_Given text_
____________________

Guest Post, courtesy of Stan Faryna
Stan Faryna is a daddy, tech and design industry entrepreneur, social entrepreneur, author, blogger, design wonk, and former national Director of IAB Europe. His blog is here: http://stanfaryna.wordpress.com
A Bigger Picture of Online Community
Philosophical reflections may or may not appeal to you. Beyond the question of appeal, should be the question of relevance. Here, in Part One, I reflect philosophically about the online community because any influencer or would-be influencer must understand what community is about and how it’s must provide structure for human behavior and action toward common goods.
In generic terms, we need communities (and each other) to succeed on the social web. Jon Buscall wrote a passionate blog post about the subject here:
http://jontusmedia.com/build-an-army-not-a-tribe/
If you are an American, you know that the Founding Fathers launched “the American Experiment” with considerable deep think, passionate argument, and commitment to dialogue. They pledged their lives, their fortunes, and their sacred honor to its success.
If you are not an American, the work and story of the men that founded the United States of America serves as lessons in community-building as much as nation-building.
They are history-makers and giants as tall as ibn Khaldun, Aristotle, Aquinas, Churchill, Confucius, Einstein, Gandhi, Heidegger, Martin Luther King Jr., Newton, Nietzsche, and Wojtyla – just to name a few that immediately come to my mind.
This three part series of blog posts is not about giants. It is about online community, why it is relevant, how to build it, and what we can hope to gain by building communities. I am asking you, the reader, to consider the bigger picture of community in Part One (this blog post) and to contribute to a thoughtful conversation in the comment section of this blog post. I also hope that you will follow up on the next two blog posts so that our conversation continues and builds into a conference of good will and commitment.
Expectations in Internet Communities
We all come to social media with expectations. Each of us, in fact, has great expectations. Each of us is ready to be pleasantly surprised (not mildly nor, God forbid, unhappily), for our hearts to be filled with thankfulness and lift. For our hearts to race like screaming engines on a Formula1 race track! Like gazelles leaping across the plain.
With ever more frequent occasion. We want it like moths seek the flame.
Each of us comes to the internet and social media with our own hopes and delusions. This is not easy street. Connections, for example, are not the hard and stable currency that we may have imagined. Community-building, on the other hand, may pay off. It depends on what pay off means to you. But not all communities are equal nor rewarding.
When we participate or build online communities, we are delighted when we discover there is much common ground between us and others, but there are also unspoken differences. The two are never more present when we exercise the greatest of our civil rights, the preservation of our dignity, freedom of speech, and to peacefully assemble in order to exchange and share ideas, affections, and assistance with one another.
Cornerstones of Community – Online and also Offline
Whatever expectations we may bring, however, must be subordinate and serve these cornerstones of community – online and offline. Because these rights are essential to the continuation, expression, and flourishing of our humanity and the communities to which we belong as members. Likewise, no right takes precedence over the other. Freedom of speech (even when we speak from our conscience), for example, must not prevail over our respect for the dignity of the human person.
It is easy to confuse these things when emotions run high. When we are tired because we have run a long race – most of us are still running because the finish line is nowhere in sight. When we are disappointed.

____________________

_Set problem_
Resume the blog post on online community, starting right after its last sentence. The material that comes next is unrelated to the blog post on online community.

_Dataset records_

____________________

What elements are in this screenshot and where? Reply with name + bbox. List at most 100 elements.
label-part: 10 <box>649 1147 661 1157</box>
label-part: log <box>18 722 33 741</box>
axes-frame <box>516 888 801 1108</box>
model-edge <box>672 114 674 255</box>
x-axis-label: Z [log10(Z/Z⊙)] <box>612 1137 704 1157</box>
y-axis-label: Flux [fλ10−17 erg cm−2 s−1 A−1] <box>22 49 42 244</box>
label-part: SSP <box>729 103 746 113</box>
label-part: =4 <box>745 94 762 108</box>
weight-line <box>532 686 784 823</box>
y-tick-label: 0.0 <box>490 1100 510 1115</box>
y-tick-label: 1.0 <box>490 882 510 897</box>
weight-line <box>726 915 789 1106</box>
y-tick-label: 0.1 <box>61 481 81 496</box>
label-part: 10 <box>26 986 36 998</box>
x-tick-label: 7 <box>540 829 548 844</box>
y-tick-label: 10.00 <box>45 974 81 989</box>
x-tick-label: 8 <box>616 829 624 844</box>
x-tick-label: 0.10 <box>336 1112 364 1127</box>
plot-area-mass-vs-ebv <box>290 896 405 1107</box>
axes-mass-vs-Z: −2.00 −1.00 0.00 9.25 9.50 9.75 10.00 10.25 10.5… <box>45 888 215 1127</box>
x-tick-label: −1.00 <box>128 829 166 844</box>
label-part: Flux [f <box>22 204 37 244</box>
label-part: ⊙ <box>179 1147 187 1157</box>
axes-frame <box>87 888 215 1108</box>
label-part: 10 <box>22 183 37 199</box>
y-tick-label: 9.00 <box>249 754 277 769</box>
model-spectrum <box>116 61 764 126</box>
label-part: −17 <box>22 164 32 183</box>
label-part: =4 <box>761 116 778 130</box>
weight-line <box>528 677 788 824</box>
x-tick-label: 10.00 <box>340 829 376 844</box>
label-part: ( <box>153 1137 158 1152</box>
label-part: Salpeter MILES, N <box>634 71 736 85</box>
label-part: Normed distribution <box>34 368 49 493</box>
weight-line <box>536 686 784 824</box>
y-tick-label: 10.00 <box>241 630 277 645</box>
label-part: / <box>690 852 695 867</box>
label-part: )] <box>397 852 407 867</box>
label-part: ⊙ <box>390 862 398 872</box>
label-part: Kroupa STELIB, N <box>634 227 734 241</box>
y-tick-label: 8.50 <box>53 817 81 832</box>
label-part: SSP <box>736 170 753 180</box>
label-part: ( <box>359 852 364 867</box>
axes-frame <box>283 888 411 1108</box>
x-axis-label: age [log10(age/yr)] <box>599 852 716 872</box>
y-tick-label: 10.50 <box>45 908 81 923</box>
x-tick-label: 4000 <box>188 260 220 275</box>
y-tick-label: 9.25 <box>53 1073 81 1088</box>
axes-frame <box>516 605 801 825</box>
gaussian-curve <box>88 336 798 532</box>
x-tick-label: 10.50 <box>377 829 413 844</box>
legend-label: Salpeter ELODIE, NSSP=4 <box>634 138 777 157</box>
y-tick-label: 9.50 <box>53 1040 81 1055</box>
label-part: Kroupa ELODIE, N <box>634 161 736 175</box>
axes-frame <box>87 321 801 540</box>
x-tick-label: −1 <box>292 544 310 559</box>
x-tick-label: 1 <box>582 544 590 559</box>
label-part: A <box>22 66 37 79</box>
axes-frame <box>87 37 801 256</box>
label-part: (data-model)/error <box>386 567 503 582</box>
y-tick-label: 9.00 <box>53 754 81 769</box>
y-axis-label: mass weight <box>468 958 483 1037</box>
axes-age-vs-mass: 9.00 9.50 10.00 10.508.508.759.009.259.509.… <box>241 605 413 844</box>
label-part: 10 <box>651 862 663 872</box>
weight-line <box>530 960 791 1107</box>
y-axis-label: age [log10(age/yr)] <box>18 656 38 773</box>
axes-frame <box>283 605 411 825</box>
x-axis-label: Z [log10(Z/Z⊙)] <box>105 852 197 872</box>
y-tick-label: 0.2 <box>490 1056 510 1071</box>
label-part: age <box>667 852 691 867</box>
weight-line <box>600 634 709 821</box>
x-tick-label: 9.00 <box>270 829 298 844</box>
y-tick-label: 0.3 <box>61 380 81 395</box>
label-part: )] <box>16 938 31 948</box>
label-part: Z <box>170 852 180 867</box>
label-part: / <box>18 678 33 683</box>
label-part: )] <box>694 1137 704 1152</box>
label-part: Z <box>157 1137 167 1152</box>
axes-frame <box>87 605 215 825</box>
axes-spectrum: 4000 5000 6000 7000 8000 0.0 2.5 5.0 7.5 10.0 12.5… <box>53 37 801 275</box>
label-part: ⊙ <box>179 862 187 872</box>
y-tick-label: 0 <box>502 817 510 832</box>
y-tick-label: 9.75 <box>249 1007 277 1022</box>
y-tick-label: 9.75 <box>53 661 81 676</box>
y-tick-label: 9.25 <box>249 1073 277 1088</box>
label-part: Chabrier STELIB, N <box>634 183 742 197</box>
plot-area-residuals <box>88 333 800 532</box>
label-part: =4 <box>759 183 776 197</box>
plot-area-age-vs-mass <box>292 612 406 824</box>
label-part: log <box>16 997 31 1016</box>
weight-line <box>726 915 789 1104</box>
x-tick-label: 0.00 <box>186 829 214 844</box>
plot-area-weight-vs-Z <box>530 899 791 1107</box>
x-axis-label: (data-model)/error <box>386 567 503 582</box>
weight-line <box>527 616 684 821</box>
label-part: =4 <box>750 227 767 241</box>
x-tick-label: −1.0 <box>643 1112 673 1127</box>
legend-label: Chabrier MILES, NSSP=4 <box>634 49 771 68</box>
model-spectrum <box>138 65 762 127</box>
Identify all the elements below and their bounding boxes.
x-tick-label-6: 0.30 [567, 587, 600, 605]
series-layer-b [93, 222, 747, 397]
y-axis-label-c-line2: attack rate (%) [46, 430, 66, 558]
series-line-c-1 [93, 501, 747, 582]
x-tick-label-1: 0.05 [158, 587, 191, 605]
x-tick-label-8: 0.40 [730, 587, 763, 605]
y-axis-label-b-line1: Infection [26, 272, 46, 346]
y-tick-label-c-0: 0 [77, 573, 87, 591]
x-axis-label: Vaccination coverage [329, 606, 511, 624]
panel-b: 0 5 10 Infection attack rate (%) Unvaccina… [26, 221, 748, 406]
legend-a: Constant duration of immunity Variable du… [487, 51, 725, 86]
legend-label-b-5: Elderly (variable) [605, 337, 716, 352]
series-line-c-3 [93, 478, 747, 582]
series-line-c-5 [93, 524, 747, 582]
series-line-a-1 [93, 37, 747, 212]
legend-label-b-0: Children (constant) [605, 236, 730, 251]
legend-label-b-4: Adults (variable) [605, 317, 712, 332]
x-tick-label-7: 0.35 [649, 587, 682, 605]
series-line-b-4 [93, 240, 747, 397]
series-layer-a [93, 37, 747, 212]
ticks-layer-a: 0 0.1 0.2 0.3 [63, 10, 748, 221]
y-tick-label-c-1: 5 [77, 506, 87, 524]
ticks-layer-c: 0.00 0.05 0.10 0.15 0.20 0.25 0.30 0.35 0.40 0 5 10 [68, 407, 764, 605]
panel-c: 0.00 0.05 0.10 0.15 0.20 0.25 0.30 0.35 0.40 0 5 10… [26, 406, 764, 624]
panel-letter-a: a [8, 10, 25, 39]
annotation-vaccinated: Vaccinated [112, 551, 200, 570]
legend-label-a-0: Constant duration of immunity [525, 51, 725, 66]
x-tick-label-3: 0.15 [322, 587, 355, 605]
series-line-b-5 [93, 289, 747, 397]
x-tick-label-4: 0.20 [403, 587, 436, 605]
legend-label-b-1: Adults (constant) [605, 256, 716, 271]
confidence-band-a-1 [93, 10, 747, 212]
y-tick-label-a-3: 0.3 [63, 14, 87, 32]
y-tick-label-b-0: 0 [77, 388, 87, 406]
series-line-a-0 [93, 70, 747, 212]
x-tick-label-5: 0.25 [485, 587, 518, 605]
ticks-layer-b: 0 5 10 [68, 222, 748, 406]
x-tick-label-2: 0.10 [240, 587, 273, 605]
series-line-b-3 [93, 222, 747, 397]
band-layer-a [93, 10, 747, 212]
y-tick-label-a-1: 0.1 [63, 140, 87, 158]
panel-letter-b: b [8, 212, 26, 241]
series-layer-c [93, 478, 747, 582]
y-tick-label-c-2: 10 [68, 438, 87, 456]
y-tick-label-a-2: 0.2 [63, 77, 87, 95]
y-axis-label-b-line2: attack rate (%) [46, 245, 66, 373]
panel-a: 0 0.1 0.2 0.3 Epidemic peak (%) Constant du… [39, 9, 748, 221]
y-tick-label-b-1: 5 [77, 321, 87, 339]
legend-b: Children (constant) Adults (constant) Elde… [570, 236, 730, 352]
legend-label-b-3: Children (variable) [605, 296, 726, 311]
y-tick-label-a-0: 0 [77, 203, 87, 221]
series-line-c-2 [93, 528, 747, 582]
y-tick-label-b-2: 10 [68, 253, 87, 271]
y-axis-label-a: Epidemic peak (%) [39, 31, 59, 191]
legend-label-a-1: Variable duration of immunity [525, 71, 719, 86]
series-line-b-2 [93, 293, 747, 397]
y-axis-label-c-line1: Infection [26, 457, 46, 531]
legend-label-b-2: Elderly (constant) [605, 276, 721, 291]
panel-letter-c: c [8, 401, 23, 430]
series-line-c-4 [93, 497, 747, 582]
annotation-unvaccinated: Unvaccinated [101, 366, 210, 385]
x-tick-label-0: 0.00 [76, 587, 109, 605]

____________________

_Task result_
There are other challenges too.
Without a mission, a vision, community rules, defined expectations, a decision-making structure, and a decision-execution solution, a tribe cannot grow as a community. Without these rational assets, a community cannot effectively serve its membership. Nor can a community be organized to a common good – a common good which its members seek.
Having studied community development for decades, the Pew Partnership For Civic Change and the National Urban League put great emphasis on decision making and execution regarding the sustainability, growth, and success of communities. This may seem counter-intuitive to some. Rationality may not seem organic. But human beings are not to be compared to weeds. The green grass grows where it may and it withers away just as spontaneously without question, without crying outloud to heaven, and without fury.
Aspirations for Community Development
Broadly speaking, history teaches us that communities that build upon these cornerstones tend to thrive and grow into cities and, even, metropolises. Consider Amsterdam, Cairo, London, New York, Paris, Rome, San Francisco, any of modern metropolises. All had humble beginnings. Every modern metropolis represents generation after generation of investment, rational management and strategic development– sometimes a thousand or more years as in the case of Paris, Rome, and Cairo.
Community development projects in the last fifty years also provide us with lessons to consider when the cornerstones have been forsaken. For example, impoverished communities that lack rational assets, investment, and collaborative action perpetuate human problems, corruption and suffering. Bucharest, the Romanian capital, remains today but a poor memory of it’s glory at the turn of the 20th Century. Bucharest was once considered the little Paris of Eastern Europe.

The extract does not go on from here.